→ **WRITTEN REQUEST**
Copy the following lines word for word, from the first one through the line that contains "csv-file-item[interactable]: a, X stockholmCounty_20", and include both of those lines.

start DATASET EXTRACT

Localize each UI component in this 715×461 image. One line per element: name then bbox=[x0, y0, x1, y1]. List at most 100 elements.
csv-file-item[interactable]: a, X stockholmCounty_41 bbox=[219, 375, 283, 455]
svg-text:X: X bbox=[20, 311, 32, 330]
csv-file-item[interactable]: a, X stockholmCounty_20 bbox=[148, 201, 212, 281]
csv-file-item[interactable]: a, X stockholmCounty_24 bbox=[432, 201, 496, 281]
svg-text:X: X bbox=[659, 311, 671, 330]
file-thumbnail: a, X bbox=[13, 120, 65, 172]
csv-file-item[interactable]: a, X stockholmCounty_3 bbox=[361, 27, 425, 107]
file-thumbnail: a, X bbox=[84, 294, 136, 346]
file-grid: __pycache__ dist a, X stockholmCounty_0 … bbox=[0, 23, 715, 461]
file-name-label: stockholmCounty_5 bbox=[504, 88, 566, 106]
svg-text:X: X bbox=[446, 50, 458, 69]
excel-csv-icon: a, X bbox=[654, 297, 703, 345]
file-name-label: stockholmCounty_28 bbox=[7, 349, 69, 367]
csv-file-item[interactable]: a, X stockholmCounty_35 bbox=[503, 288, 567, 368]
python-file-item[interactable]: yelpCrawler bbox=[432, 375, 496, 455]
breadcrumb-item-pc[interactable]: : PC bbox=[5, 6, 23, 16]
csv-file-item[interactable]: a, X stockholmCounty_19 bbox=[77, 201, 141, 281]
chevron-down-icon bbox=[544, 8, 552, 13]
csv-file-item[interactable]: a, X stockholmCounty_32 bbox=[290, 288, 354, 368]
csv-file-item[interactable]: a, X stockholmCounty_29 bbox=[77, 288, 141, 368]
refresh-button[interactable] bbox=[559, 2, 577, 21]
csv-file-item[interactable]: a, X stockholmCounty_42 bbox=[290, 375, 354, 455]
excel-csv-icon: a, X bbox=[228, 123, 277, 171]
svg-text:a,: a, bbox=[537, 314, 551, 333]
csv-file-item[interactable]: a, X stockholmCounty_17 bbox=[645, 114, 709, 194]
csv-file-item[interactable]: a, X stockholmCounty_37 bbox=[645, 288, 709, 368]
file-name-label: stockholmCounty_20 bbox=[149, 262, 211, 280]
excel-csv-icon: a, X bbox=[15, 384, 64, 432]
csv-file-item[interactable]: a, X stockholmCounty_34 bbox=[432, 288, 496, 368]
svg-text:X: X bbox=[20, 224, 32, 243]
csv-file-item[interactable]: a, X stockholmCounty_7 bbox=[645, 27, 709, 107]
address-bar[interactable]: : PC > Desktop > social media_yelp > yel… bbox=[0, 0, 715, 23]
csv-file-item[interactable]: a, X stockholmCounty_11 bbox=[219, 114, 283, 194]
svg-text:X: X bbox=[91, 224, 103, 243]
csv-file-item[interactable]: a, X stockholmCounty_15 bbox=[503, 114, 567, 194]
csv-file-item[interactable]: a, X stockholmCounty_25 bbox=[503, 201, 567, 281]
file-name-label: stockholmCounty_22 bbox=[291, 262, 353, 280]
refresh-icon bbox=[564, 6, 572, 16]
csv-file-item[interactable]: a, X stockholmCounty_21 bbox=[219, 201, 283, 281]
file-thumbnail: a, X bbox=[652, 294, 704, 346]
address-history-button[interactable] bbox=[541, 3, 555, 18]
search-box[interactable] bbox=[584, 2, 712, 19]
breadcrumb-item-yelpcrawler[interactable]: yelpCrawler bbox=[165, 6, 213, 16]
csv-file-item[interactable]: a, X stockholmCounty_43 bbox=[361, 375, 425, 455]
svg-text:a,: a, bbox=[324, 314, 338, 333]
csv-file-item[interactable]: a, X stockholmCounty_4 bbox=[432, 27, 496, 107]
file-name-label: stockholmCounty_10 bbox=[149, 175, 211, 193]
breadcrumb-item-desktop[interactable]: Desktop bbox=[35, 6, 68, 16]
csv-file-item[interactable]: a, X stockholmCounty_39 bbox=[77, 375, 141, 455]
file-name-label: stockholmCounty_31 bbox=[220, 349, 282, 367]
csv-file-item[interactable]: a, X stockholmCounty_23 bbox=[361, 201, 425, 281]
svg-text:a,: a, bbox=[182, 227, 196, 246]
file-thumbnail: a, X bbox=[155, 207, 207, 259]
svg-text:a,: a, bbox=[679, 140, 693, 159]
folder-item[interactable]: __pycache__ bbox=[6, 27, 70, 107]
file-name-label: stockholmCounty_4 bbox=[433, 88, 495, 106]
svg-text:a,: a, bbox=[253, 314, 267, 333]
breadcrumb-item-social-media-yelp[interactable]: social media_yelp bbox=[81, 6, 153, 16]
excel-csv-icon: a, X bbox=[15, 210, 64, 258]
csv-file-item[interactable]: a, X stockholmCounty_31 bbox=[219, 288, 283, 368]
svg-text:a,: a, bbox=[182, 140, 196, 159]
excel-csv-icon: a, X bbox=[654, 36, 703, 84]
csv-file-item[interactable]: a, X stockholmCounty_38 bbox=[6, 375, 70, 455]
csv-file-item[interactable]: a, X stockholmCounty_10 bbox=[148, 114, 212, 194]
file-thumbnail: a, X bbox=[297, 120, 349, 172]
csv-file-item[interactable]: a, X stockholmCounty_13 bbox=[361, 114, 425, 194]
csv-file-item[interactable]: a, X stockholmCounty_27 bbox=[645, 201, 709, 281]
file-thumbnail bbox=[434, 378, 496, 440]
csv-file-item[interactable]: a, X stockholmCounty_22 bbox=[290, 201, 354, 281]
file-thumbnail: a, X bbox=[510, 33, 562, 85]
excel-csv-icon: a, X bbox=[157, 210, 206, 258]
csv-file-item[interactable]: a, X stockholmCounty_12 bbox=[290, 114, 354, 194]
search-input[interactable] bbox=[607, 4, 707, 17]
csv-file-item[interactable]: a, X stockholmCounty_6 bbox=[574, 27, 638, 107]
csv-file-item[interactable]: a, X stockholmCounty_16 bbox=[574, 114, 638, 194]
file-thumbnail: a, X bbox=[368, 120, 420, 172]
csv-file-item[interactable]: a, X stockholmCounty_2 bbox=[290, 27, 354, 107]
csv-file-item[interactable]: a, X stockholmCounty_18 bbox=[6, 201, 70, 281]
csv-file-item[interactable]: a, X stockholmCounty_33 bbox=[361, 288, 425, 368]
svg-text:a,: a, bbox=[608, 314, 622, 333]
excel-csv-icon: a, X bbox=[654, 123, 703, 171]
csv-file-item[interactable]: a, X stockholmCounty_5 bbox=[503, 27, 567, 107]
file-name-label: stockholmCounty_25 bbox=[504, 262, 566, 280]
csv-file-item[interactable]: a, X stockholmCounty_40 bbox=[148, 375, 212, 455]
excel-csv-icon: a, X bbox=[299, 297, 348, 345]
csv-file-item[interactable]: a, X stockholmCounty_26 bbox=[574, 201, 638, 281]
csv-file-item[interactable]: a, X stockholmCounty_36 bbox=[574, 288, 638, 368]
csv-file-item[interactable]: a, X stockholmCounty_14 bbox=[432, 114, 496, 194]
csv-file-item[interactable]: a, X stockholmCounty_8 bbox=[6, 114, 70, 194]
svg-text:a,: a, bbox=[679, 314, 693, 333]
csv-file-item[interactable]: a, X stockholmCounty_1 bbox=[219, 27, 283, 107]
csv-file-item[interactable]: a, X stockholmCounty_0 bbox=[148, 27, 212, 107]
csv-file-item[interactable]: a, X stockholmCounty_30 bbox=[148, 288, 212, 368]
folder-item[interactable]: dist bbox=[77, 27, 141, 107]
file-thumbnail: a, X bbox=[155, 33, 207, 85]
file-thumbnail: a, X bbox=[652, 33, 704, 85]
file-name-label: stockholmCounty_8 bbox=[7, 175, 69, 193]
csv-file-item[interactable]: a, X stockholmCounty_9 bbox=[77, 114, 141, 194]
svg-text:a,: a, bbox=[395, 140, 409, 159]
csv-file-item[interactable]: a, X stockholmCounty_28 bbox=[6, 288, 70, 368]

end DATASET EXTRACT

→ **COMPLETE RESPONSE**
Localize each UI component in this 715×461 image. One line per element: name then bbox=[x0, y0, x1, y1]. List at most 100 elements.
csv-file-item[interactable]: a, X stockholmCounty_41 bbox=[219, 375, 283, 455]
svg-text:X: X bbox=[20, 311, 32, 330]
csv-file-item[interactable]: a, X stockholmCounty_20 bbox=[148, 201, 212, 281]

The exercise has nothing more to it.